[Begin]

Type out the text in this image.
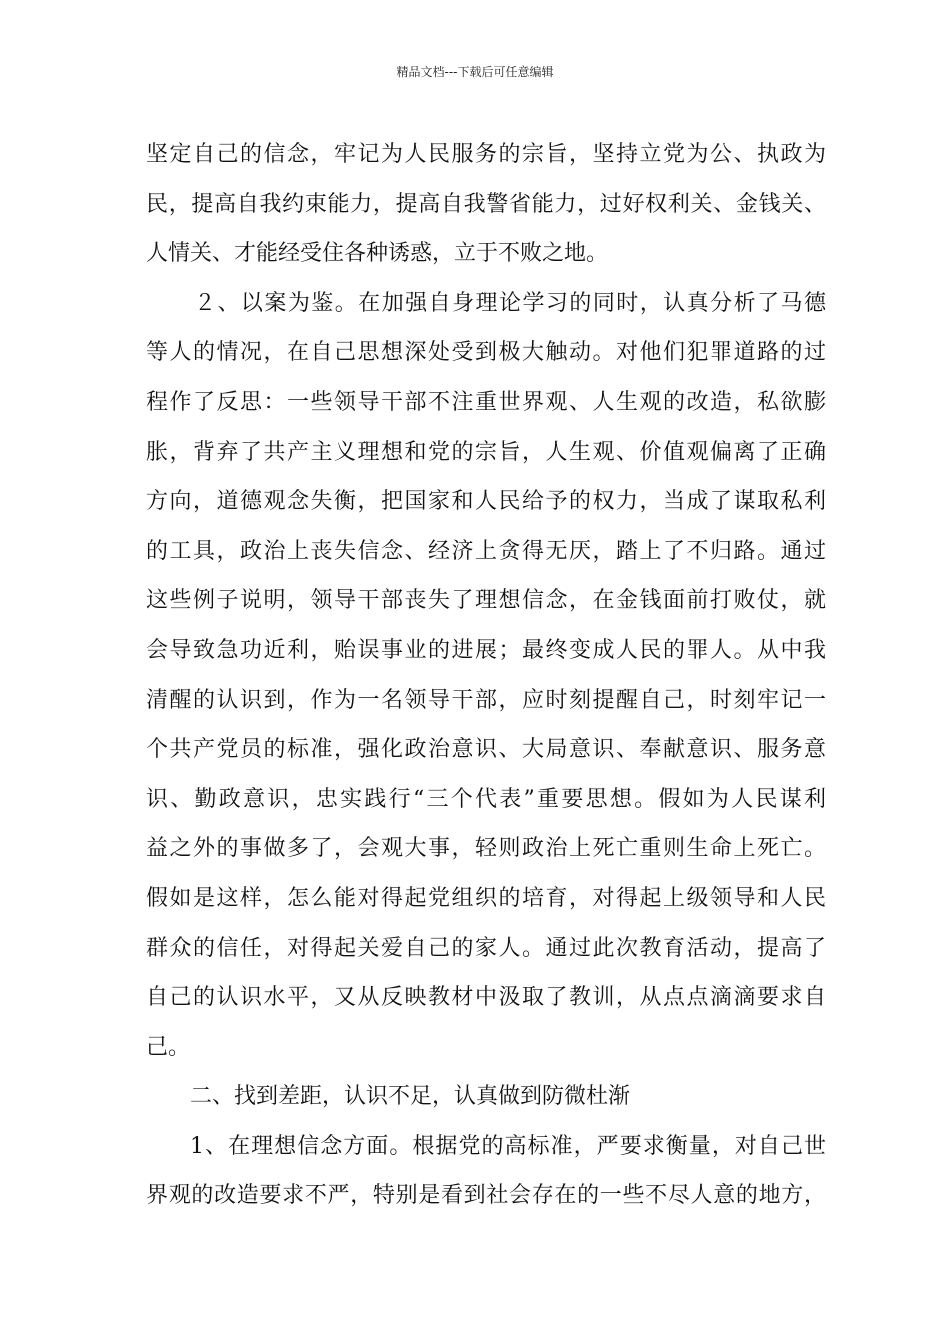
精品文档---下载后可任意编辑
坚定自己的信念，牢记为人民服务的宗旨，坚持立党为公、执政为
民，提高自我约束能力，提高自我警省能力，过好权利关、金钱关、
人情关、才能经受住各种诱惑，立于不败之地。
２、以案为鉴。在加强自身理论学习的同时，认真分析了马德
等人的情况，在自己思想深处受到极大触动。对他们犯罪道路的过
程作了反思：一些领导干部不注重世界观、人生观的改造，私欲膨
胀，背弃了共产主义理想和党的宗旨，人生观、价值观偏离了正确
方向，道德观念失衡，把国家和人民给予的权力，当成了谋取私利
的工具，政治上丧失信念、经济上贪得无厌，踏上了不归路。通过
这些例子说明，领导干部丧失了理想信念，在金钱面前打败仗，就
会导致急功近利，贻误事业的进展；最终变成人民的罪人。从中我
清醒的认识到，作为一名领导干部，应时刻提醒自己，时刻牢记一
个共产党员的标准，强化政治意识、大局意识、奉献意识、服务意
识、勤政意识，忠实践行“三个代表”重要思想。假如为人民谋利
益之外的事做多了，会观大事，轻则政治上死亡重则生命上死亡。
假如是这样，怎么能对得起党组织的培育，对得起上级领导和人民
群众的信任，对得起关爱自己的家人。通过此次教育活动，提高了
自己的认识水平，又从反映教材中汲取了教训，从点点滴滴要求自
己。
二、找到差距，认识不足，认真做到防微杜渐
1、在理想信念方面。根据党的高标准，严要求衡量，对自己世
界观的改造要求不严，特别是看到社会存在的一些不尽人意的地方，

[End]
[Begin]

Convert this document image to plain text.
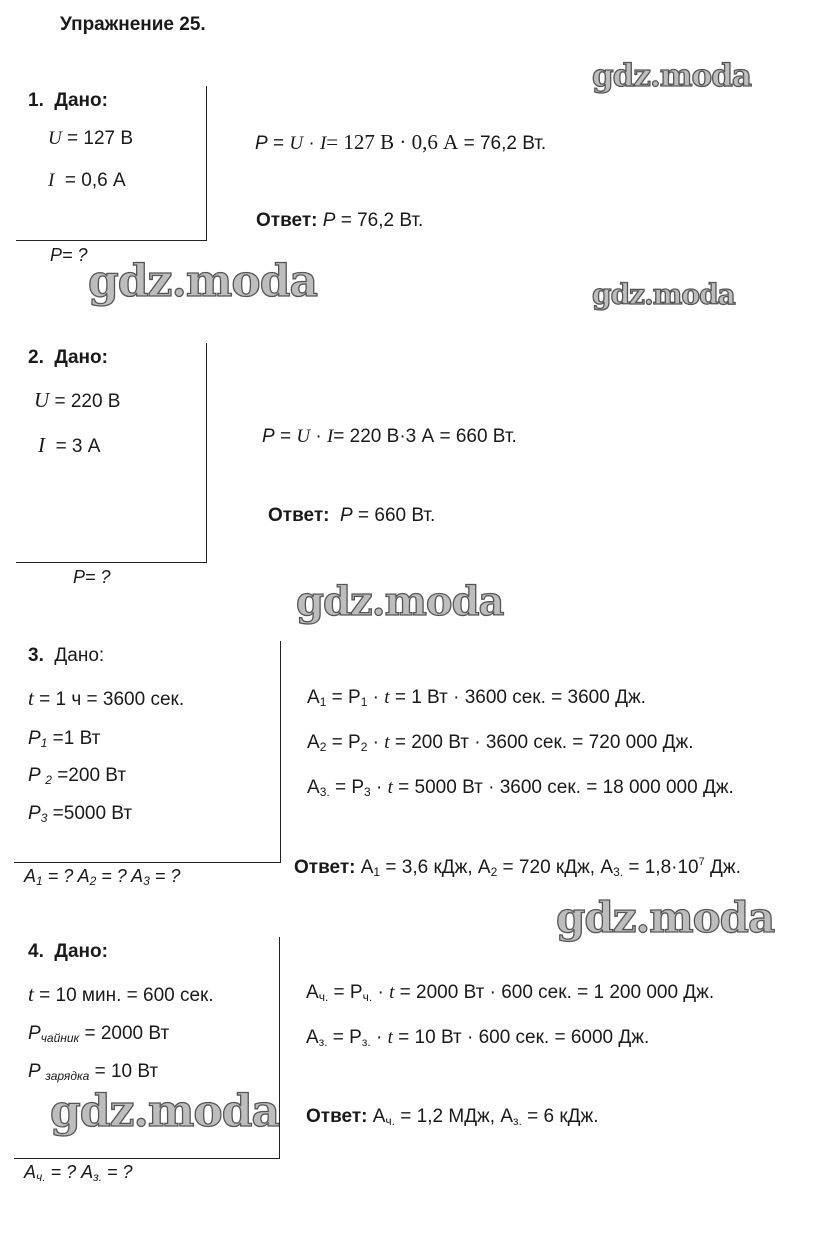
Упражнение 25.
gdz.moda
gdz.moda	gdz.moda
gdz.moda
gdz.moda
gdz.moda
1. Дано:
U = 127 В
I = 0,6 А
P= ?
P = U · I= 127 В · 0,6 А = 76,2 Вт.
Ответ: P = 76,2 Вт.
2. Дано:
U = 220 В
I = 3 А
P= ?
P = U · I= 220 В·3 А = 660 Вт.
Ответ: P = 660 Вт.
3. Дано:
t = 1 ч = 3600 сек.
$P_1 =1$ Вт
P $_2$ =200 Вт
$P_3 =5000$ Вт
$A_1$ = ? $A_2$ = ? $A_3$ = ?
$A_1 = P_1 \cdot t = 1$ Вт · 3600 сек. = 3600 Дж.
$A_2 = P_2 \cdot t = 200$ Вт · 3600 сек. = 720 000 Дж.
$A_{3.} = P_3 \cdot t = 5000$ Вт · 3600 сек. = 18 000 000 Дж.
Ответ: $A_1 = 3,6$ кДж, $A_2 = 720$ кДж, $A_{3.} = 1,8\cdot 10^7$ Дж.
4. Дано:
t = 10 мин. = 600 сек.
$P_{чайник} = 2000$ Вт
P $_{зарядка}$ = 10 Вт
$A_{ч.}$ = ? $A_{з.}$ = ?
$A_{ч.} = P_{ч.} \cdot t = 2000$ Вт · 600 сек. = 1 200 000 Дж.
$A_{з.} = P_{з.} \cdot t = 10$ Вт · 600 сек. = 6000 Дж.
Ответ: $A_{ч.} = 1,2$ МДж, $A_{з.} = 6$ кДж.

[End]
[Begin]

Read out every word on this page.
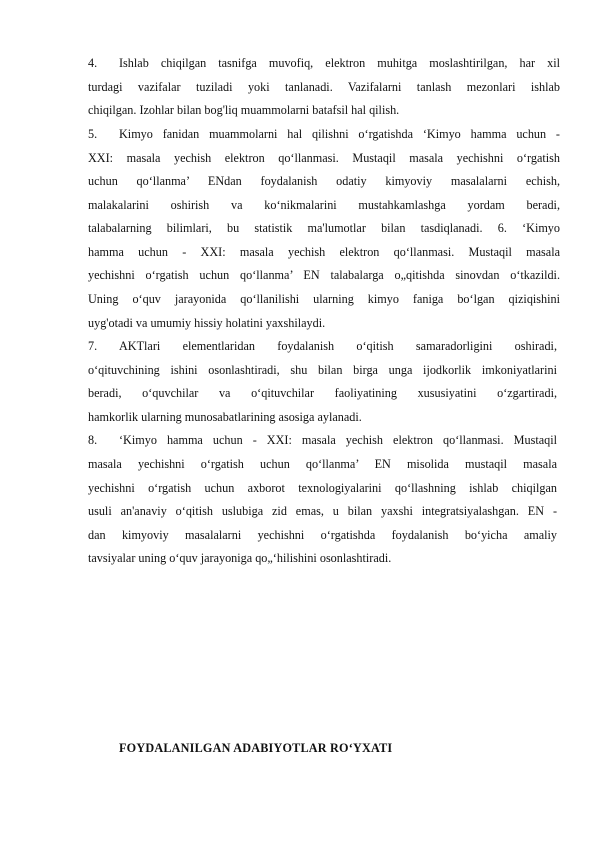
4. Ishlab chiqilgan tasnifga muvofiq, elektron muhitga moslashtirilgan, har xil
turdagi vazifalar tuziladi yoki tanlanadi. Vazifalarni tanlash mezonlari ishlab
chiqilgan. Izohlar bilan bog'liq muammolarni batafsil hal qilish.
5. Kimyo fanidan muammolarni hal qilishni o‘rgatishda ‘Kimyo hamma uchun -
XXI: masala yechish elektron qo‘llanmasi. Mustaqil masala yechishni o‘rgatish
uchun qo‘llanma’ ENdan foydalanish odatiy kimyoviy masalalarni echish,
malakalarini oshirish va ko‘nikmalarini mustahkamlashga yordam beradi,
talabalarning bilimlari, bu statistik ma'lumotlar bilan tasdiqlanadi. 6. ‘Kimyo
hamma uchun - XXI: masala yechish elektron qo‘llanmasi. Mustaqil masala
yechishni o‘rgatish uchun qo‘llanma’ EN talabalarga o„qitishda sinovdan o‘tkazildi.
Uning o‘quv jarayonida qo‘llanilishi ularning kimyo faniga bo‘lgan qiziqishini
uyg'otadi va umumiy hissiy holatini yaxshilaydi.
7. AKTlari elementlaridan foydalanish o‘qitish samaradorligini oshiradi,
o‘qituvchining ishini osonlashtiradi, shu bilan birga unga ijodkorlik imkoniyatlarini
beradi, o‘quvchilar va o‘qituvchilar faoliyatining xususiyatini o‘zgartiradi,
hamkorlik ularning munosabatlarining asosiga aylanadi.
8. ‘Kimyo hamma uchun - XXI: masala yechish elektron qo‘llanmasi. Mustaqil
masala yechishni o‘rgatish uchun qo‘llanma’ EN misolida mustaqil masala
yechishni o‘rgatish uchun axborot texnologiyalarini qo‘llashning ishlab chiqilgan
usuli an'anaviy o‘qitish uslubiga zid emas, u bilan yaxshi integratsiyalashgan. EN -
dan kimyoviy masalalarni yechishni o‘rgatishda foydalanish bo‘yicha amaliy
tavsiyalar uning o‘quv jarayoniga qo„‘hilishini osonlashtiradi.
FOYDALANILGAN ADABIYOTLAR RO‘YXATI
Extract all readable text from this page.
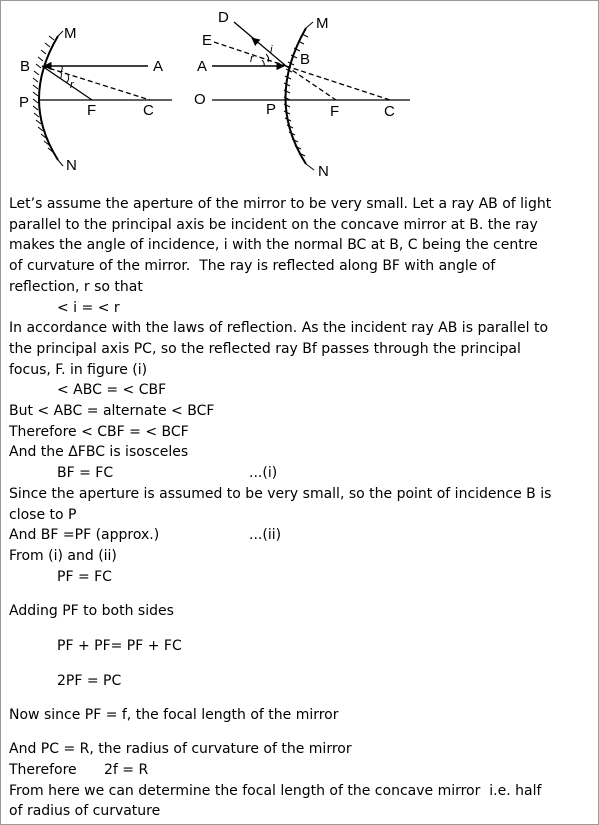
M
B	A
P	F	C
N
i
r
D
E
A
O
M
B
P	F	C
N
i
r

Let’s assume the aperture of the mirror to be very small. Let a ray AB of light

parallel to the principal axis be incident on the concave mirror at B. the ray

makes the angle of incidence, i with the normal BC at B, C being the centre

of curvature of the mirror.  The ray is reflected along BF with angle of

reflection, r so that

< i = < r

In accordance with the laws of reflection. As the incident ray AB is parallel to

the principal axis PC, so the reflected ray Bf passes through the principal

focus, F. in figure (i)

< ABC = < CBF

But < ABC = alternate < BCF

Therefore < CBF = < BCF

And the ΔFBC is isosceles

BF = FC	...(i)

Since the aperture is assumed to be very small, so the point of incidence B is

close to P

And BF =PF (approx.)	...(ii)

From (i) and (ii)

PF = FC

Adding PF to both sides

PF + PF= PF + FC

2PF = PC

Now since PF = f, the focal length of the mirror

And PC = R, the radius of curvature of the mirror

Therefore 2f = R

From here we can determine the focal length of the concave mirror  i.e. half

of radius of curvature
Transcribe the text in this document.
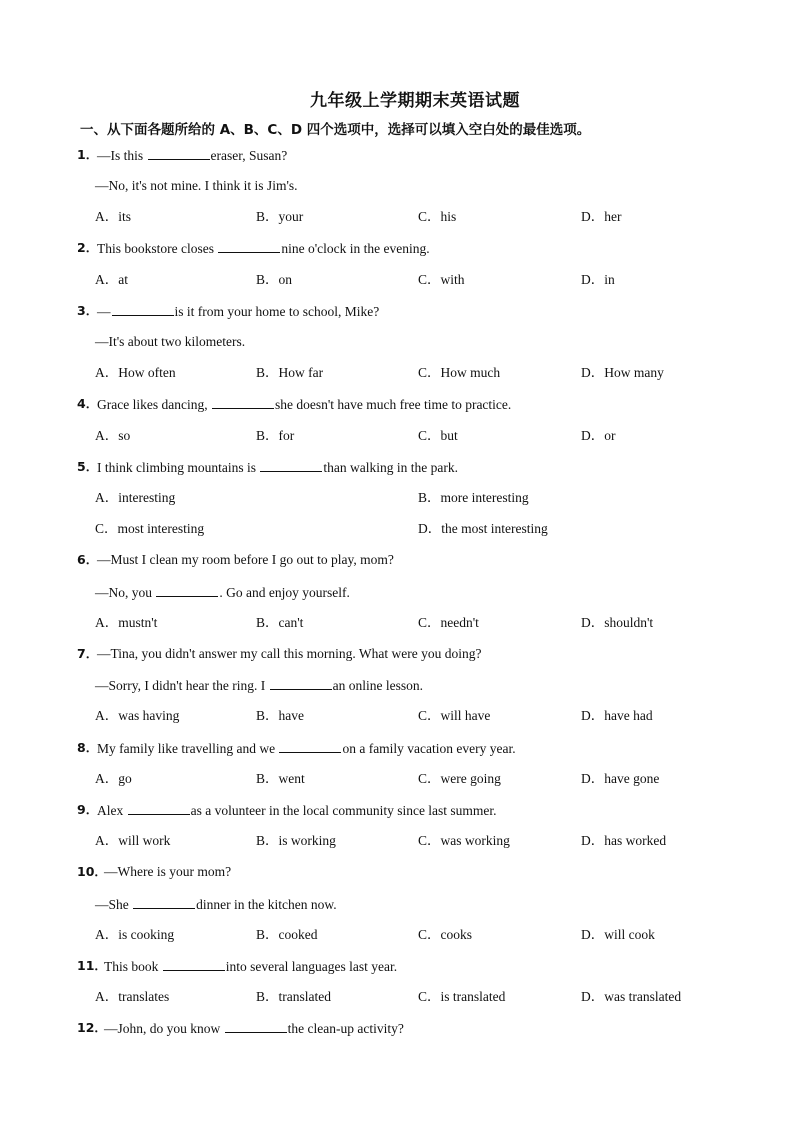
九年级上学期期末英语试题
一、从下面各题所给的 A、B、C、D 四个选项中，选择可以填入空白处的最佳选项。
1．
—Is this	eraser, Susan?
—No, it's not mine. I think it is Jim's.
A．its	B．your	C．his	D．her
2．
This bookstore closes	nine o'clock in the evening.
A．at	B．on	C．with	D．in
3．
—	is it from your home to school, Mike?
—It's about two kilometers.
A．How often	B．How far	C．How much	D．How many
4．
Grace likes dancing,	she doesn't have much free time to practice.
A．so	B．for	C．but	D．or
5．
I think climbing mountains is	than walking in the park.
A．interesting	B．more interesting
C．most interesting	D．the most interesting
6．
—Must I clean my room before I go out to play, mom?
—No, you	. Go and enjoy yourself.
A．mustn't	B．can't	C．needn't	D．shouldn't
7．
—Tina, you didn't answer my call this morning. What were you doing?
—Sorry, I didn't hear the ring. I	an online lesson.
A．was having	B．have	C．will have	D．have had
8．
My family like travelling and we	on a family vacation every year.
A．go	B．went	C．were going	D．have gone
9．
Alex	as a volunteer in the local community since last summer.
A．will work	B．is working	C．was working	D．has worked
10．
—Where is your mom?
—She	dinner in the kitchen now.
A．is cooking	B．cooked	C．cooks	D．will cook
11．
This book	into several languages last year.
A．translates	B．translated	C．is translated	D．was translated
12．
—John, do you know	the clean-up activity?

[End]

◆ **REQUIREMENT**:
Report how many lines of the entries hold the word "have". Nothing else is needed.

◆ **WRITTEN ANSWER**:
3